** PROBLEM TO SOLVE **
Repeat the listing in full, preserving every character.
********************
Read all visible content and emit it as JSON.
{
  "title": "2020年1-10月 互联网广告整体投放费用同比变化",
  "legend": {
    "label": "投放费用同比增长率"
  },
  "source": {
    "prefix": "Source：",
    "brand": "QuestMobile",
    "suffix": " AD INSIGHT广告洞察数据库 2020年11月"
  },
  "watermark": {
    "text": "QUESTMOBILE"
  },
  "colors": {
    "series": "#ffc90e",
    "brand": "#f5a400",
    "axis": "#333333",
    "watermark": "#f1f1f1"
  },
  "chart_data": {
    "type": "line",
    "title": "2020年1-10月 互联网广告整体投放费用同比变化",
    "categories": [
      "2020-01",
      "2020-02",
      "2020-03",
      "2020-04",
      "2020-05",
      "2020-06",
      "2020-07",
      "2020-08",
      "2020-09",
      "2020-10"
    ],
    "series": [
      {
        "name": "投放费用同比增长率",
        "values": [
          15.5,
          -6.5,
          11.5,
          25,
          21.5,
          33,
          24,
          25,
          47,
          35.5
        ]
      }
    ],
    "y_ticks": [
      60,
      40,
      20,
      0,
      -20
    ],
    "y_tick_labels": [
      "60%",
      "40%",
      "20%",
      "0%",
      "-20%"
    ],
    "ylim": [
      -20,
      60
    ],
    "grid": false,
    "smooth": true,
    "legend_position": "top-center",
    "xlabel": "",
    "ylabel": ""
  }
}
********************
** IN RESPONSE **
Read all visible content and emit it as JSON.
{
  "title": "2020年1-10月 互联网广告整体投放费用同比变化",
  "legend": {
    "label": "投放费用同比增长率"
  },
  "source": {
    "prefix": "Source：",
    "brand": "QuestMobile",
    "suffix": " AD INSIGHT广告洞察数据库 2020年11月"
  },
  "watermark": {
    "text": "QUESTMOBILE"
  },
  "colors": {
    "series": "#ffc90e",
    "brand": "#f5a400",
    "axis": "#333333",
    "watermark": "#f1f1f1"
  },
  "chart_data": {
    "type": "line",
    "title": "2020年1-10月 互联网广告整体投放费用同比变化",
    "categories": [
      "2020-01",
      "2020-02",
      "2020-03",
      "2020-04",
      "2020-05",
      "2020-06",
      "2020-07",
      "2020-08",
      "2020-09",
      "2020-10"
    ],
    "series": [
      {
        "name": "投放费用同比增长率",
        "values": [
          15.5,
          -6.5,
          11.5,
          25,
          21.5,
          33,
          24,
          25,
          47,
          35.5
        ]
      }
    ],
    "y_ticks": [
      60,
      40,
      20,
      0,
      -20
    ],
    "y_tick_labels": [
      "60%",
      "40%",
      "20%",
      "0%",
      "-20%"
    ],
    "ylim": [
      -20,
      60
    ],
    "grid": false,
    "smooth": true,
    "legend_position": "top-center",
    "xlabel": "",
    "ylabel": ""
  }
}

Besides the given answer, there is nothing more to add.